● **DIRECTIVE**:
In the material below, list every line carrying the string "color".
** Start LISTING **
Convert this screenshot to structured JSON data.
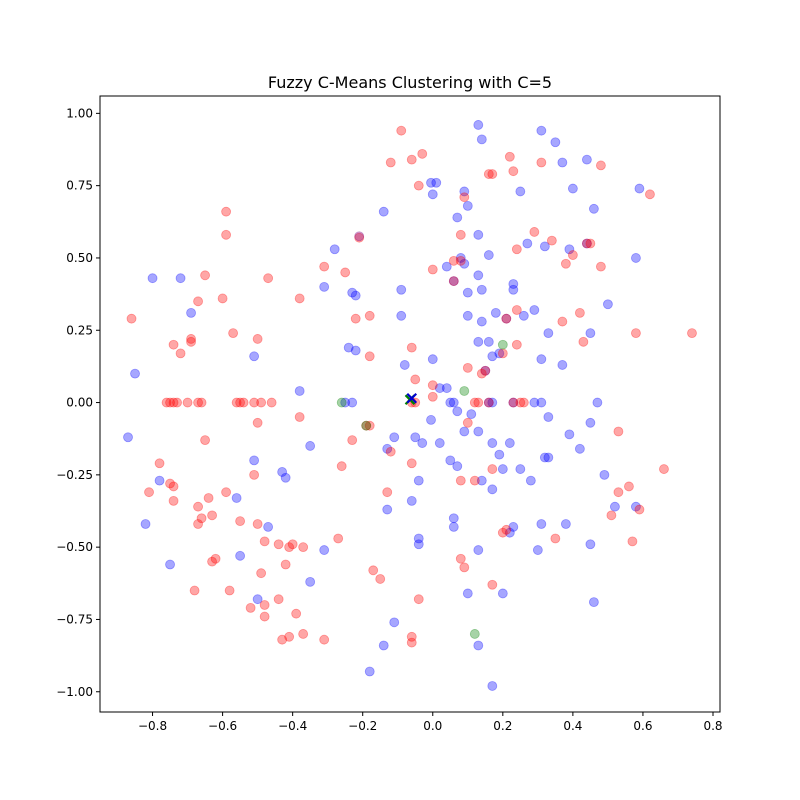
{
  "chart_data": {
    "type": "scatter",
    "title": "Fuzzy C-Means Clustering with C=5",
    "xlabel": "",
    "ylabel": "",
    "xlim": [
      -0.95,
      0.82
    ],
    "ylim": [
      -1.07,
      1.06
    ],
    "xticks": [
      -0.8,
      -0.6,
      -0.4,
      -0.2,
      0.0,
      0.2,
      0.4,
      0.6,
      0.8
    ],
    "yticks": [
      -1.0,
      -0.75,
      -0.5,
      -0.25,
      0.0,
      0.25,
      0.5,
      0.75,
      1.0
    ],
    "xtick_labels": [
      "−0.8",
      "−0.6",
      "−0.4",
      "−0.2",
      "0.0",
      "0.2",
      "0.4",
      "0.6",
      "0.8"
    ],
    "ytick_labels": [
      "−1.00",
      "−0.75",
      "−0.50",
      "−0.25",
      "0.00",
      "0.25",
      "0.50",
      "0.75",
      "1.00"
    ],
    "grid": false,
    "legend": "none",
    "series": [
      {
        "color": "#0000ff",
        "alpha": 0.35,
        "points": [
          [
            0.13,
            0.96
          ],
          [
            0.31,
            0.94
          ],
          [
            0.35,
            0.9
          ],
          [
            0.14,
            0.91
          ],
          [
            0.44,
            0.84
          ],
          [
            0.37,
            0.83
          ],
          [
            -0.005,
            0.76
          ],
          [
            0.01,
            0.76
          ],
          [
            0.09,
            0.73
          ],
          [
            0.25,
            0.73
          ],
          [
            0.4,
            0.74
          ],
          [
            0.59,
            0.74
          ],
          [
            0.0,
            0.72
          ],
          [
            0.1,
            0.68
          ],
          [
            0.46,
            0.67
          ],
          [
            -0.14,
            0.66
          ],
          [
            0.07,
            0.64
          ],
          [
            0.13,
            0.58
          ],
          [
            -0.28,
            0.53
          ],
          [
            0.27,
            0.55
          ],
          [
            0.32,
            0.54
          ],
          [
            0.39,
            0.53
          ],
          [
            0.44,
            0.55
          ],
          [
            0.58,
            0.5
          ],
          [
            0.08,
            0.5
          ],
          [
            0.16,
            0.51
          ],
          [
            0.04,
            0.47
          ],
          [
            0.09,
            0.48
          ],
          [
            0.06,
            0.42
          ],
          [
            0.13,
            0.44
          ],
          [
            -0.8,
            0.43
          ],
          [
            -0.72,
            0.43
          ],
          [
            0.23,
            0.41
          ],
          [
            0.23,
            0.39
          ],
          [
            -0.09,
            0.39
          ],
          [
            -0.31,
            0.4
          ],
          [
            0.14,
            0.39
          ],
          [
            0.1,
            0.38
          ],
          [
            -0.23,
            0.38
          ],
          [
            -0.22,
            0.37
          ],
          [
            0.5,
            0.34
          ],
          [
            0.29,
            0.32
          ],
          [
            -0.69,
            0.31
          ],
          [
            0.18,
            0.31
          ],
          [
            0.26,
            0.3
          ],
          [
            -0.09,
            0.3
          ],
          [
            0.1,
            0.3
          ],
          [
            0.14,
            0.28
          ],
          [
            0.33,
            0.24
          ],
          [
            0.45,
            0.24
          ],
          [
            0.13,
            0.21
          ],
          [
            0.16,
            0.21
          ],
          [
            -0.24,
            0.19
          ],
          [
            -0.22,
            0.18
          ],
          [
            0.17,
            0.16
          ],
          [
            0.19,
            0.17
          ],
          [
            -0.51,
            0.16
          ],
          [
            0.0,
            0.15
          ],
          [
            0.31,
            0.15
          ],
          [
            0.37,
            0.13
          ],
          [
            -0.08,
            0.13
          ],
          [
            0.15,
            0.11
          ],
          [
            -0.85,
            0.1
          ],
          [
            0.02,
            0.05
          ],
          [
            0.04,
            0.05
          ],
          [
            -0.38,
            0.04
          ],
          [
            0.05,
            0.0
          ],
          [
            0.06,
            0.0
          ],
          [
            0.16,
            0.0
          ],
          [
            0.17,
            0.0
          ],
          [
            0.23,
            0.0
          ],
          [
            0.29,
            0.0
          ],
          [
            0.31,
            0.0
          ],
          [
            0.47,
            0.0
          ],
          [
            0.07,
            -0.03
          ],
          [
            0.11,
            -0.04
          ],
          [
            0.33,
            -0.05
          ],
          [
            -0.005,
            -0.06
          ],
          [
            0.45,
            -0.07
          ],
          [
            0.13,
            -0.1
          ],
          [
            0.09,
            -0.1
          ],
          [
            0.39,
            -0.11
          ],
          [
            -0.11,
            -0.12
          ],
          [
            -0.05,
            -0.12
          ],
          [
            0.17,
            -0.14
          ],
          [
            0.22,
            -0.14
          ],
          [
            0.02,
            -0.14
          ],
          [
            -0.03,
            -0.14
          ],
          [
            -0.35,
            -0.15
          ],
          [
            0.42,
            -0.16
          ],
          [
            -0.13,
            -0.16
          ],
          [
            0.19,
            -0.18
          ],
          [
            0.32,
            -0.19
          ],
          [
            0.33,
            -0.19
          ],
          [
            -0.51,
            -0.2
          ],
          [
            0.05,
            -0.2
          ],
          [
            -0.87,
            -0.12
          ],
          [
            0.07,
            -0.22
          ],
          [
            0.2,
            -0.23
          ],
          [
            0.25,
            -0.23
          ],
          [
            -0.43,
            -0.24
          ],
          [
            -0.42,
            -0.26
          ],
          [
            -0.78,
            -0.27
          ],
          [
            0.49,
            -0.25
          ],
          [
            0.14,
            -0.27
          ],
          [
            0.28,
            -0.27
          ],
          [
            -0.04,
            -0.27
          ],
          [
            0.17,
            -0.3
          ],
          [
            -0.56,
            -0.33
          ],
          [
            -0.06,
            -0.34
          ],
          [
            0.52,
            -0.36
          ],
          [
            -0.13,
            -0.37
          ],
          [
            0.06,
            -0.4
          ],
          [
            0.06,
            -0.43
          ],
          [
            -0.82,
            -0.42
          ],
          [
            0.31,
            -0.42
          ],
          [
            0.38,
            -0.42
          ],
          [
            -0.47,
            -0.43
          ],
          [
            0.23,
            -0.43
          ],
          [
            0.22,
            -0.45
          ],
          [
            -0.04,
            -0.47
          ],
          [
            -0.04,
            -0.49
          ],
          [
            0.45,
            -0.49
          ],
          [
            0.13,
            -0.51
          ],
          [
            0.3,
            -0.51
          ],
          [
            -0.31,
            -0.51
          ],
          [
            -0.55,
            -0.53
          ],
          [
            -0.75,
            -0.56
          ],
          [
            -0.35,
            -0.62
          ],
          [
            0.1,
            -0.66
          ],
          [
            0.2,
            -0.66
          ],
          [
            -0.5,
            -0.68
          ],
          [
            0.46,
            -0.69
          ],
          [
            -0.11,
            -0.76
          ],
          [
            -0.14,
            -0.84
          ],
          [
            0.13,
            -0.84
          ],
          [
            -0.18,
            -0.93
          ],
          [
            0.17,
            -0.98
          ],
          [
            0.58,
            -0.36
          ],
          [
            -0.23,
            0.0
          ],
          [
            -0.25,
            0.0
          ]
        ]
      },
      {
        "color": "#ff0000",
        "alpha": 0.35,
        "points": [
          [
            -0.09,
            0.94
          ],
          [
            -0.03,
            0.86
          ],
          [
            -0.06,
            0.84
          ],
          [
            -0.12,
            0.83
          ],
          [
            0.22,
            0.85
          ],
          [
            0.31,
            0.83
          ],
          [
            0.48,
            0.82
          ],
          [
            0.16,
            0.79
          ],
          [
            0.17,
            0.79
          ],
          [
            0.23,
            0.8
          ],
          [
            -0.04,
            0.75
          ],
          [
            0.62,
            0.72
          ],
          [
            0.09,
            0.71
          ],
          [
            -0.59,
            0.66
          ],
          [
            0.08,
            0.58
          ],
          [
            -0.59,
            0.58
          ],
          [
            -0.21,
            0.57
          ],
          [
            0.29,
            0.59
          ],
          [
            0.34,
            0.56
          ],
          [
            0.45,
            0.55
          ],
          [
            0.24,
            0.53
          ],
          [
            0.06,
            0.49
          ],
          [
            0.08,
            0.49
          ],
          [
            0.38,
            0.48
          ],
          [
            -0.31,
            0.47
          ],
          [
            0.0,
            0.46
          ],
          [
            0.48,
            0.47
          ],
          [
            -0.25,
            0.45
          ],
          [
            -0.65,
            0.44
          ],
          [
            -0.47,
            0.43
          ],
          [
            0.06,
            0.42
          ],
          [
            0.4,
            0.51
          ],
          [
            -0.67,
            0.35
          ],
          [
            -0.6,
            0.36
          ],
          [
            -0.38,
            0.36
          ],
          [
            0.24,
            0.32
          ],
          [
            0.42,
            0.31
          ],
          [
            -0.86,
            0.29
          ],
          [
            -0.22,
            0.29
          ],
          [
            -0.18,
            0.3
          ],
          [
            0.21,
            0.29
          ],
          [
            0.37,
            0.28
          ],
          [
            -0.57,
            0.24
          ],
          [
            0.58,
            0.24
          ],
          [
            0.74,
            0.24
          ],
          [
            -0.5,
            0.22
          ],
          [
            -0.69,
            0.22
          ],
          [
            -0.69,
            0.21
          ],
          [
            0.43,
            0.21
          ],
          [
            -0.74,
            0.2
          ],
          [
            0.24,
            0.2
          ],
          [
            -0.72,
            0.17
          ],
          [
            -0.18,
            0.16
          ],
          [
            -0.06,
            0.19
          ],
          [
            0.2,
            0.17
          ],
          [
            0.1,
            0.12
          ],
          [
            0.14,
            0.1
          ],
          [
            0.15,
            0.11
          ],
          [
            -0.05,
            0.08
          ],
          [
            0.0,
            0.06
          ],
          [
            -0.76,
            0.0
          ],
          [
            -0.75,
            0.0
          ],
          [
            -0.74,
            0.0
          ],
          [
            -0.73,
            0.0
          ],
          [
            -0.7,
            0.0
          ],
          [
            -0.67,
            0.0
          ],
          [
            -0.66,
            0.0
          ],
          [
            -0.56,
            0.0
          ],
          [
            -0.55,
            0.0
          ],
          [
            -0.54,
            0.0
          ],
          [
            -0.51,
            0.0
          ],
          [
            -0.49,
            0.0
          ],
          [
            -0.46,
            0.0
          ],
          [
            0.12,
            0.0
          ],
          [
            0.13,
            0.0
          ],
          [
            0.23,
            0.0
          ],
          [
            0.25,
            0.0
          ],
          [
            0.26,
            0.0
          ],
          [
            -0.06,
            0.0
          ],
          [
            -0.05,
            0.0
          ],
          [
            0.0,
            0.02
          ],
          [
            -0.38,
            -0.05
          ],
          [
            -0.5,
            -0.07
          ],
          [
            0.1,
            -0.07
          ],
          [
            -0.19,
            -0.08
          ],
          [
            -0.18,
            -0.08
          ],
          [
            -0.65,
            -0.13
          ],
          [
            -0.23,
            -0.13
          ],
          [
            -0.12,
            -0.17
          ],
          [
            0.53,
            -0.1
          ],
          [
            -0.78,
            -0.21
          ],
          [
            -0.06,
            -0.21
          ],
          [
            -0.26,
            -0.22
          ],
          [
            0.17,
            -0.23
          ],
          [
            0.66,
            -0.23
          ],
          [
            -0.51,
            -0.25
          ],
          [
            -0.75,
            -0.28
          ],
          [
            -0.74,
            -0.29
          ],
          [
            0.08,
            -0.27
          ],
          [
            0.12,
            -0.27
          ],
          [
            0.56,
            -0.29
          ],
          [
            -0.81,
            -0.31
          ],
          [
            -0.59,
            -0.31
          ],
          [
            -0.13,
            -0.31
          ],
          [
            0.53,
            -0.31
          ],
          [
            -0.64,
            -0.33
          ],
          [
            -0.74,
            -0.34
          ],
          [
            -0.67,
            -0.36
          ],
          [
            0.59,
            -0.37
          ],
          [
            0.51,
            -0.39
          ],
          [
            -0.63,
            -0.39
          ],
          [
            -0.66,
            -0.4
          ],
          [
            -0.55,
            -0.41
          ],
          [
            -0.67,
            -0.42
          ],
          [
            -0.5,
            -0.42
          ],
          [
            -0.27,
            -0.47
          ],
          [
            0.35,
            -0.47
          ],
          [
            -0.48,
            -0.48
          ],
          [
            0.57,
            -0.48
          ],
          [
            -0.44,
            -0.49
          ],
          [
            -0.4,
            -0.49
          ],
          [
            -0.41,
            -0.5
          ],
          [
            -0.37,
            -0.5
          ],
          [
            0.2,
            -0.45
          ],
          [
            0.21,
            -0.44
          ],
          [
            0.08,
            -0.54
          ],
          [
            -0.62,
            -0.54
          ],
          [
            -0.63,
            -0.55
          ],
          [
            -0.42,
            -0.56
          ],
          [
            0.09,
            -0.57
          ],
          [
            -0.17,
            -0.58
          ],
          [
            -0.49,
            -0.59
          ],
          [
            -0.15,
            -0.61
          ],
          [
            -0.58,
            -0.65
          ],
          [
            -0.68,
            -0.65
          ],
          [
            -0.44,
            -0.68
          ],
          [
            -0.04,
            -0.68
          ],
          [
            0.17,
            -0.63
          ],
          [
            -0.48,
            -0.7
          ],
          [
            -0.52,
            -0.71
          ],
          [
            -0.39,
            -0.73
          ],
          [
            -0.48,
            -0.74
          ],
          [
            -0.37,
            -0.8
          ],
          [
            -0.41,
            -0.81
          ],
          [
            -0.43,
            -0.82
          ],
          [
            -0.31,
            -0.82
          ],
          [
            -0.06,
            -0.81
          ],
          [
            -0.06,
            -0.83
          ],
          [
            0.44,
            0.55
          ],
          [
            0.16,
            0.0
          ]
        ]
      },
      {
        "color": "#008000",
        "alpha": 0.35,
        "points": [
          [
            0.2,
            0.2
          ],
          [
            0.09,
            0.04
          ],
          [
            -0.26,
            0.0
          ],
          [
            -0.19,
            -0.08
          ],
          [
            0.12,
            -0.8
          ]
        ]
      },
      {
        "color": "#800080",
        "alpha": 0.35,
        "points": [
          [
            -0.21,
            0.575
          ],
          [
            0.21,
            0.29
          ]
        ]
      }
    ],
    "centroids": [
      {
        "x": -0.065,
        "y": 0.01,
        "color": "#008000"
      },
      {
        "x": -0.06,
        "y": 0.015,
        "color": "#0000cc"
      }
    ]
  }
}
** End LISTING **
● **RESPONSE**:
        "color": "#0000ff",
        "color": "#ff0000",
        "color": "#008000",
        "color": "#800080",
        "color": "#008000"
        "color": "#0000cc"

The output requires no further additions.